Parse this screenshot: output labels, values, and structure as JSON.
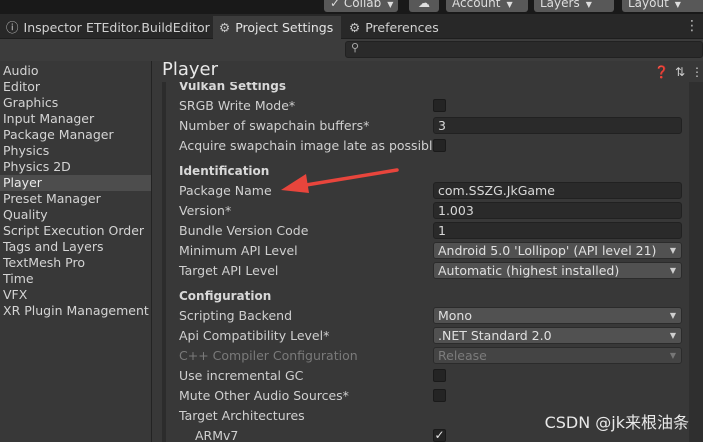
{
  "toolbar": {
    "collab": "Collab",
    "account": "Account",
    "layers": "Layers",
    "layout": "Layout"
  },
  "tabs": [
    {
      "label": "Inspector"
    },
    {
      "label": "ETEditor.BuildEditor"
    },
    {
      "label": "Project Settings"
    },
    {
      "label": "Preferences"
    }
  ],
  "search": {
    "value": "",
    "placeholder": ""
  },
  "sidebar": {
    "items": [
      "Audio",
      "Editor",
      "Graphics",
      "Input Manager",
      "Package Manager",
      "Physics",
      "Physics 2D",
      "Player",
      "Preset Manager",
      "Quality",
      "Script Execution Order",
      "Tags and Layers",
      "TextMesh Pro",
      "Time",
      "VFX",
      "XR Plugin Management"
    ],
    "selected": "Player"
  },
  "main": {
    "title": "Player",
    "vulkan": {
      "header": "Vulkan Settings",
      "srgb": "SRGB Write Mode*",
      "swapchain": "Number of swapchain buffers*",
      "swapchain_value": "3",
      "acquire": "Acquire swapchain image late as possible*"
    },
    "identification": {
      "header": "Identification",
      "package_label": "Package Name",
      "package_value": "com.SSZG.JkGame",
      "version_label": "Version*",
      "version_value": "1.003",
      "bundle_label": "Bundle Version Code",
      "bundle_value": "1",
      "min_api_label": "Minimum API Level",
      "min_api_value": "Android 5.0 'Lollipop' (API level 21)",
      "target_api_label": "Target API Level",
      "target_api_value": "Automatic (highest installed)"
    },
    "configuration": {
      "header": "Configuration",
      "scripting_label": "Scripting Backend",
      "scripting_value": "Mono",
      "api_compat_label": "Api Compatibility Level*",
      "api_compat_value": ".NET Standard 2.0",
      "cpp_label": "C++ Compiler Configuration",
      "cpp_value": "Release",
      "incremental_label": "Use incremental GC",
      "mute_label": "Mute Other Audio Sources*",
      "target_arch_label": "Target Architectures",
      "armv7_label": "ARMv7"
    }
  },
  "watermark": "CSDN @jk来根油条",
  "colors": {
    "annotation_arrow": "#e8453c",
    "selected_bg": "#4d4d4d"
  }
}
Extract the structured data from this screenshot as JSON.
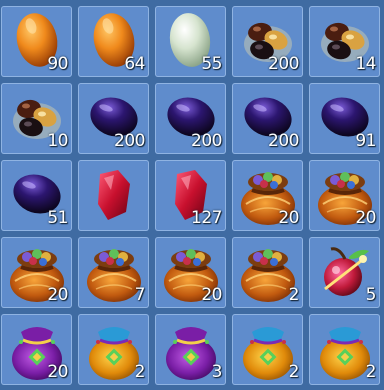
{
  "inventory": {
    "items": [
      {
        "icon": "orange-egg-icon",
        "count": "90"
      },
      {
        "icon": "orange-egg-icon",
        "count": "64"
      },
      {
        "icon": "jade-egg-icon",
        "count": "55"
      },
      {
        "icon": "mixed-gems-icon",
        "count": "200"
      },
      {
        "icon": "mixed-gems-icon",
        "count": "14"
      },
      {
        "icon": "mixed-gems-icon",
        "count": "10"
      },
      {
        "icon": "dark-purple-gem-icon",
        "count": "200"
      },
      {
        "icon": "dark-purple-gem-icon",
        "count": "200"
      },
      {
        "icon": "dark-purple-gem-icon",
        "count": "200"
      },
      {
        "icon": "dark-purple-gem-icon",
        "count": "91"
      },
      {
        "icon": "dark-purple-gem-icon",
        "count": "51"
      },
      {
        "icon": "red-gem-icon",
        "count": ""
      },
      {
        "icon": "red-gem-icon",
        "count": "127"
      },
      {
        "icon": "gem-pouch-icon",
        "count": "20"
      },
      {
        "icon": "gem-pouch-icon",
        "count": "20"
      },
      {
        "icon": "gem-pouch-icon",
        "count": "20"
      },
      {
        "icon": "gem-pouch-icon",
        "count": "7"
      },
      {
        "icon": "gem-pouch-icon",
        "count": "20"
      },
      {
        "icon": "gem-pouch-icon",
        "count": "2"
      },
      {
        "icon": "magic-fruit-icon",
        "count": "5"
      },
      {
        "icon": "purple-pouch-icon",
        "count": "20"
      },
      {
        "icon": "gold-pouch-icon",
        "count": "2"
      },
      {
        "icon": "purple-pouch-icon",
        "count": "3"
      },
      {
        "icon": "gold-pouch-icon",
        "count": "2"
      },
      {
        "icon": "gold-pouch-icon",
        "count": "2"
      }
    ]
  }
}
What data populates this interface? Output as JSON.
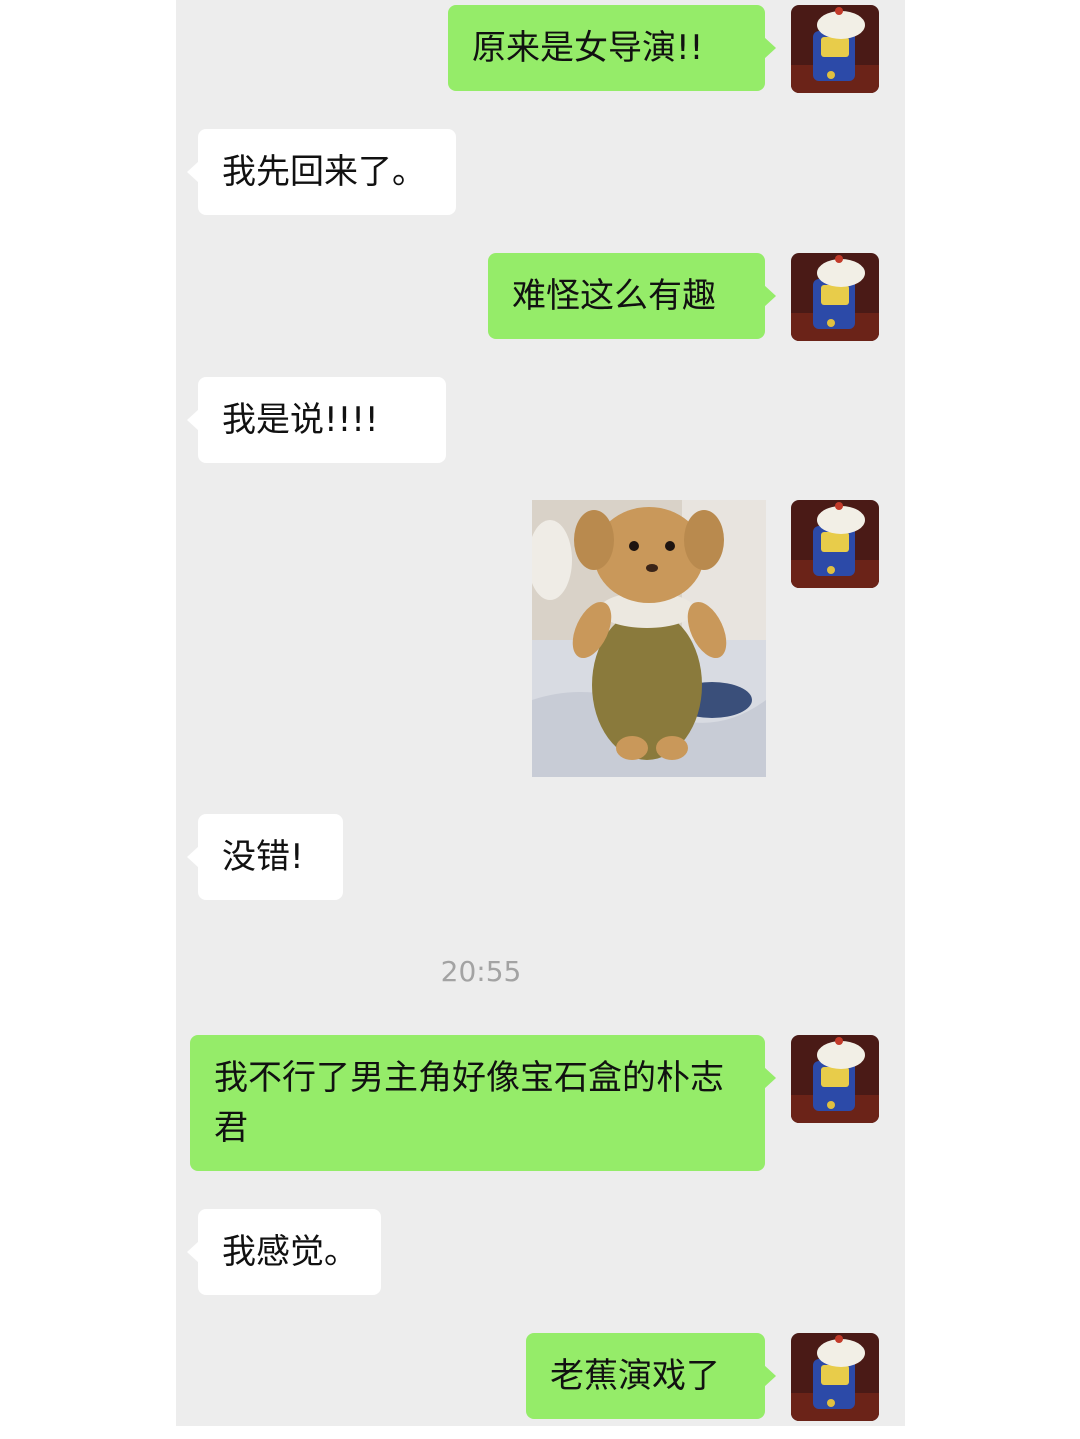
{
  "chat": {
    "messages": [
      {
        "from": "me",
        "text": "原来是女导演!!"
      },
      {
        "from": "them",
        "text": "我先回来了。"
      },
      {
        "from": "me",
        "text": "难怪这么有趣"
      },
      {
        "from": "them",
        "text": "我是说!!!!"
      },
      {
        "from": "me",
        "type": "sticker",
        "icon": "teddy-bear-sticker"
      },
      {
        "from": "them",
        "text": "没错!"
      },
      {
        "from": "me",
        "text": "我不行了男主角好像宝石盒的朴志君"
      },
      {
        "from": "them",
        "text": "我感觉。"
      },
      {
        "from": "me",
        "text": "老蕉演戏了"
      }
    ],
    "timestamp": "20:55"
  },
  "colors": {
    "outgoing_bubble": "#95ec69",
    "incoming_bubble": "#ffffff",
    "chat_background": "#ededed",
    "timestamp_text": "#a3a3a3"
  },
  "icons": {
    "avatar": "doll-avatar-icon"
  }
}
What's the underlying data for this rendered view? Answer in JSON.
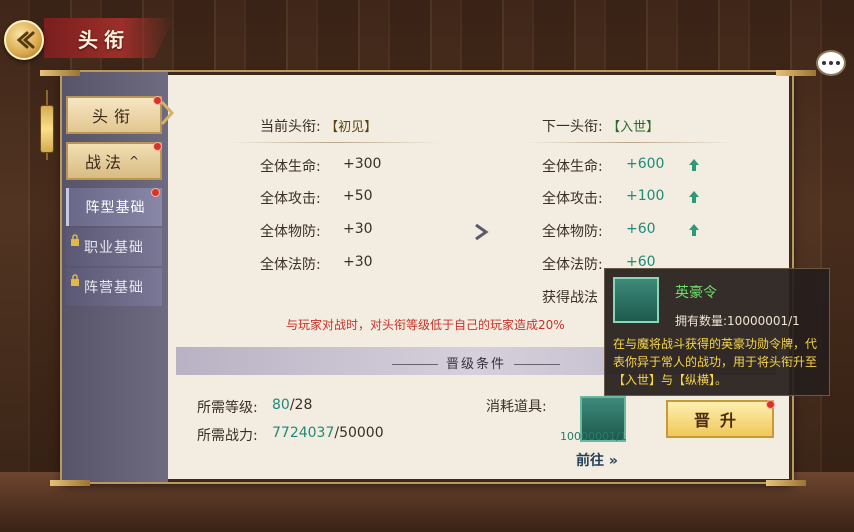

===============

Your objective: Pictures don't belong in the copy. Transcribe every record exactly as it appears.

Response below:
Parse this screenshot: output labels, values, and structure as JSON.
{
  "toolbar": {
    "collab": "Collab",
    "account": "Account",
    "layers": "Layers",
    "layout": "Layout"
  },
  "tabs": [
    {
      "label": "Inspector"
    },
    {
      "label": "ETEditor.BuildEditor"
    },
    {
      "label": "Project Settings"
    },
    {
      "label": "Preferences"
    }
  ],
  "search": {
    "value": "",
    "placeholder": ""
  },
  "sidebar": {
    "items": [
      "Audio",
      "Editor",
      "Graphics",
      "Input Manager",
      "Package Manager",
      "Physics",
      "Physics 2D",
      "Player",
      "Preset Manager",
      "Quality",
      "Script Execution Order",
      "Tags and Layers",
      "TextMesh Pro",
      "Time",
      "VFX",
      "XR Plugin Management"
    ],
    "selected": "Player"
  },
  "main": {
    "title": "Player",
    "vulkan": {
      "header": "Vulkan Settings",
      "srgb": "SRGB Write Mode*",
      "swapchain": "Number of swapchain buffers*",
      "swapchain_value": "3",
      "acquire": "Acquire swapchain image late as possible*"
    },
    "identification": {
      "header": "Identification",
      "package_label": "Package Name",
      "package_value": "com.SSZG.JkGame",
      "version_label": "Version*",
      "version_value": "1.003",
      "bundle_label": "Bundle Version Code",
      "bundle_value": "1",
      "min_api_label": "Minimum API Level",
      "min_api_value": "Android 5.0 'Lollipop' (API level 21)",
      "target_api_label": "Target API Level",
      "target_api_value": "Automatic (highest installed)"
    },
    "configuration": {
      "header": "Configuration",
      "scripting_label": "Scripting Backend",
      "scripting_value": "Mono",
      "api_compat_label": "Api Compatibility Level*",
      "api_compat_value": ".NET Standard 2.0",
      "cpp_label": "C++ Compiler Configuration",
      "cpp_value": "Release",
      "incremental_label": "Use incremental GC",
      "mute_label": "Mute Other Audio Sources*",
      "target_arch_label": "Target Architectures",
      "armv7_label": "ARMv7"
    }
  },
  "watermark": "CSDN @jk来根油条",
  "colors": {
    "annotation_arrow": "#e8453c",
    "selected_bg": "#4d4d4d"
  }
}
Extract the structured data from this screenshot as JSON.
{
  "inventory": {
    "items": [
      {
        "icon": "orange-egg-icon",
        "count": "90"
      },
      {
        "icon": "orange-egg-icon",
        "count": "64"
      },
      {
        "icon": "jade-egg-icon",
        "count": "55"
      },
      {
        "icon": "mixed-gems-icon",
        "count": "200"
      },
      {
        "icon": "mixed-gems-icon",
        "count": "14"
      },
      {
        "icon": "mixed-gems-icon",
        "count": "10"
      },
      {
        "icon": "dark-purple-gem-icon",
        "count": "200"
      },
      {
        "icon": "dark-purple-gem-icon",
        "count": "200"
      },
      {
        "icon": "dark-purple-gem-icon",
        "count": "200"
      },
      {
        "icon": "dark-purple-gem-icon",
        "count": "91"
      },
      {
        "icon": "dark-purple-gem-icon",
        "count": "51"
      },
      {
        "icon": "red-gem-icon",
        "count": ""
      },
      {
        "icon": "red-gem-icon",
        "count": "127"
      },
      {
        "icon": "gem-pouch-icon",
        "count": "20"
      },
      {
        "icon": "gem-pouch-icon",
        "count": "20"
      },
      {
        "icon": "gem-pouch-icon",
        "count": "20"
      },
      {
        "icon": "gem-pouch-icon",
        "count": "7"
      },
      {
        "icon": "gem-pouch-icon",
        "count": "20"
      },
      {
        "icon": "gem-pouch-icon",
        "count": "2"
      },
      {
        "icon": "magic-fruit-icon",
        "count": "5"
      },
      {
        "icon": "purple-pouch-icon",
        "count": "20"
      },
      {
        "icon": "gold-pouch-icon",
        "count": "2"
      },
      {
        "icon": "purple-pouch-icon",
        "count": "3"
      },
      {
        "icon": "gold-pouch-icon",
        "count": "2"
      },
      {
        "icon": "gold-pouch-icon",
        "count": "2"
      }
    ]
  }
}
What data populates this interface? Output as JSON.
{
  "chat": {
    "messages": [
      {
        "from": "me",
        "text": "原来是女导演!!"
      },
      {
        "from": "them",
        "text": "我先回来了。"
      },
      {
        "from": "me",
        "text": "难怪这么有趣"
      },
      {
        "from": "them",
        "text": "我是说!!!!"
      },
      {
        "from": "me",
        "type": "sticker",
        "icon": "teddy-bear-sticker"
      },
      {
        "from": "them",
        "text": "没错!"
      },
      {
        "from": "me",
        "text": "我不行了男主角好像宝石盒的朴志君"
      },
      {
        "from": "them",
        "text": "我感觉。"
      },
      {
        "from": "me",
        "text": "老蕉演戏了"
      }
    ],
    "timestamp": "20:55"
  },
  "colors": {
    "outgoing_bubble": "#95ec69",
    "incoming_bubble": "#ffffff",
    "chat_background": "#ededed",
    "timestamp_text": "#a3a3a3"
  },
  "icons": {
    "avatar": "doll-avatar-icon"
  }
}
What's the underlying data for this rendered view? Answer in JSON.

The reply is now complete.